JOB: Nothing may be dropped or altered: reproduce all the data.

+++ DATA LISTING +++

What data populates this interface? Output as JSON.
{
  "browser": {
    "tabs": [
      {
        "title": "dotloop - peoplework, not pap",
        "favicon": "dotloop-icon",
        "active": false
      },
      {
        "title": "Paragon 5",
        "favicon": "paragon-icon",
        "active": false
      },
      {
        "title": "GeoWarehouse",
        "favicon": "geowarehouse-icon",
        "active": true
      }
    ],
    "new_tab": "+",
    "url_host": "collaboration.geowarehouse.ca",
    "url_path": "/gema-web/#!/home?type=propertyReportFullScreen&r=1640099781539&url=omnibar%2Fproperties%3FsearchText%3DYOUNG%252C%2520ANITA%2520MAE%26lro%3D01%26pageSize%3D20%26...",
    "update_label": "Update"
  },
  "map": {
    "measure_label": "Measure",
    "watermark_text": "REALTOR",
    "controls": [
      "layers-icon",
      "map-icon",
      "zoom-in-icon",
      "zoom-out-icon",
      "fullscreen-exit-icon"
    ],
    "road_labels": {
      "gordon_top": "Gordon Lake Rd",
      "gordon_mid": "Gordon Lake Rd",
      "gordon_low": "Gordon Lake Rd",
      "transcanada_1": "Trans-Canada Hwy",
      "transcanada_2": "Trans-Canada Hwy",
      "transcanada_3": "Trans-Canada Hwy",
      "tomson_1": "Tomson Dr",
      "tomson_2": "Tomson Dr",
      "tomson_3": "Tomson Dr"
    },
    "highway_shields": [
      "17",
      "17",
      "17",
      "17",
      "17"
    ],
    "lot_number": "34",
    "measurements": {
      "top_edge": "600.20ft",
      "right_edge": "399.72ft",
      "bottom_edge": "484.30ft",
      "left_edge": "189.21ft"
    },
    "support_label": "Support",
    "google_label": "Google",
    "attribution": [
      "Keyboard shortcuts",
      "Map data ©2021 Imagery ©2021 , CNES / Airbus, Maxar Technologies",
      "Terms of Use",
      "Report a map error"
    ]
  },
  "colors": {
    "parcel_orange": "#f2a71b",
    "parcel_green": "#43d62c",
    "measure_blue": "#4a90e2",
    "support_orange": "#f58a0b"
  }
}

+++

ANSWER:
What data populates this interface? Output as JSON.
{
  "browser": {
    "tabs": [
      {
        "title": "dotloop - peoplework, not pap",
        "favicon": "dotloop-icon",
        "active": false
      },
      {
        "title": "Paragon 5",
        "favicon": "paragon-icon",
        "active": false
      },
      {
        "title": "GeoWarehouse",
        "favicon": "geowarehouse-icon",
        "active": true
      }
    ],
    "new_tab": "+",
    "url_host": "collaboration.geowarehouse.ca",
    "url_path": "/gema-web/#!/home?type=propertyReportFullScreen&r=1640099781539&url=omnibar%2Fproperties%3FsearchText%3DYOUNG%252C%2520ANITA%2520MAE%26lro%3D01%26pageSize%3D20%26...",
    "update_label": "Update"
  },
  "map": {
    "measure_label": "Measure",
    "watermark_text": "REALTOR",
    "controls": [
      "layers-icon",
      "map-icon",
      "zoom-in-icon",
      "zoom-out-icon",
      "fullscreen-exit-icon"
    ],
    "road_labels": {
      "gordon_top": "Gordon Lake Rd",
      "gordon_mid": "Gordon Lake Rd",
      "gordon_low": "Gordon Lake Rd",
      "transcanada_1": "Trans-Canada Hwy",
      "transcanada_2": "Trans-Canada Hwy",
      "transcanada_3": "Trans-Canada Hwy",
      "tomson_1": "Tomson Dr",
      "tomson_2": "Tomson Dr",
      "tomson_3": "Tomson Dr"
    },
    "highway_shields": [
      "17",
      "17",
      "17",
      "17",
      "17"
    ],
    "lot_number": "34",
    "measurements": {
      "top_edge": "600.20ft",
      "right_edge": "399.72ft",
      "bottom_edge": "484.30ft",
      "left_edge": "189.21ft"
    },
    "support_label": "Support",
    "google_label": "Google",
    "attribution": [
      "Keyboard shortcuts",
      "Map data ©2021 Imagery ©2021 , CNES / Airbus, Maxar Technologies",
      "Terms of Use",
      "Report a map error"
    ]
  },
  "colors": {
    "parcel_orange": "#f2a71b",
    "parcel_green": "#43d62c",
    "measure_blue": "#4a90e2",
    "support_orange": "#f58a0b"
  }
}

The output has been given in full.